**Problems and tasks**
a - Extract word for word the passage of the article on political and social polarization in Europe from "Many of the" to "strategies are counterproductive.".
b - Extend the article on political and social polarization in Europe by writing on after its final sentence.

**Text passage**
━━━━━━
Original Articles

Political and social polarization in Europe – by Shiraz Paracha

U.S. presidential candidates Hillary Clinton and Donald Trump (R) speak at campaign rallies in Westbury, New York, U.S., September 26, 2016 and Toledo, Ohio, U.S. September 21, 2016 in a combination of file photos. REUTERS/Carlos Barria/Jonathan Ernst/Files

 

U.S. presidential candidates Hillary Clinton and Donald Trump (R) speak at campaign rallies in Westbury, New York, U.S., September 26, 2016 and Toledo, Ohio, U.S. September 21, 2016 in a combination of file photos. REUTERS/Carlos Barria/Jonathan Ernst/Files

At the dawn of this century the Western world faces new challenges. Western dominated political and economic world order appears to be failing. There are questions about the finality of Western political thought, discourses and the Western way of life. These are big but dangerous questions and need to be addressed wisely. Global citizens wouldn’t want the repeat of the catastrophes that had happened in past centuries due to religious, racial and ideological differences.

Many of the challenges the world faces today could be linked to Western policies and unnecessary military and political interventions in other states and cultures in the name of security, democratization and nation building. From one stand point it doesn’t look different from the “old good days” when “barbarians” had to be “civilized”. But military occupation and colonization don’t work in the era of globalization and multiculturalism. Social, political and economic dynamics have changed. Now non-Western cultures and people wouldn’t accept dictation and even sympathetic patronizing by the West therefore “us VS them” type of mindset and strategies are counterproductive.

Until the 20th Century Europeans fought among themselves for the control and exploitation of non-Western colonies. Even after the formal decolonization, Western countries tried to apply new ways of control. The United States took the leadership role in policing the world through financial institutions, international organizations and military means. Following the peaceful split of the Soviet Union, the U.S and its Western allies started direct military interventions in weak states for the control of natural resources and for protecting Western Geo-strategic interests.
━━━━━━
**Data shown**
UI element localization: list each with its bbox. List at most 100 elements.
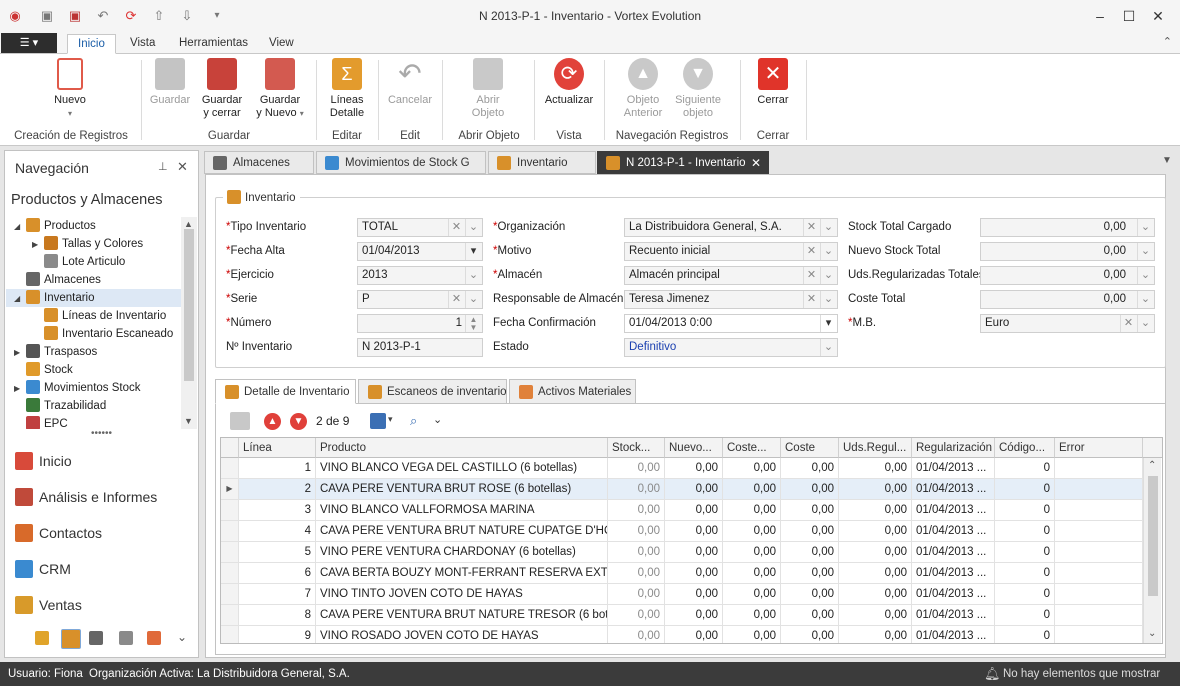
━━━━━━
**Answers to the exercise**
a -
Many of the challenges the world faces today could be linked to Western policies and unnecessary military and political interventions in other states and cultures in the name of security, democratization and nation building. From one stand point it doesn’t look different from the “old good days” when “barbarians” had to be “civilized”. But military occupation and colonization don’t work in the era of globalization and multiculturalism. Social, political and economic dynamics have changed. Now non-Western cultures and people wouldn’t accept dictation and even sympathetic patronizing by the West therefore “us VS them” type of mindset and strategies are counterproductive.

b -
In a globalized world interventionists and racist policies have directly hit Western societies in form of massive immigration waves, internal unrest and security threats. Increasing social and economic inequalities and insecurities, economic slowdown and aging populations together with changed social and cultural structures are some of the factors, which have caused waves of discontent and political polarization in many Western countries.

Feelings of guilt at the one hand and racial, intellectual and political superiority on the other are driving Western societies’ response to the new challenges–but in different directions.

In some ways, the political environment in the West is identical to the first and the second decades of the 20th Century when the war of ideas and ideologies had given birth to new political & economic systems but had also caused the two world wars.

Political polarization was at its peak during the latest U.S Presidential elections surrounding issues such as economy, immigration and religion. On the European continent this phenomenon is more visible because Europe is facing the direct consequences of the military interventions in Afghanistan, Iraq, Libya, Syria and other places. Europe is also home to large Muslim populations. Unlike the first generations of immigrants, the second and third generations of European Muslims are not timid or submissive. Following the Western led military interventions in Africa and the Middle East millions of refugees have also arrived in Europe. The fusion of different cultures and social and economic pressures are creating new debates and disputes in the West.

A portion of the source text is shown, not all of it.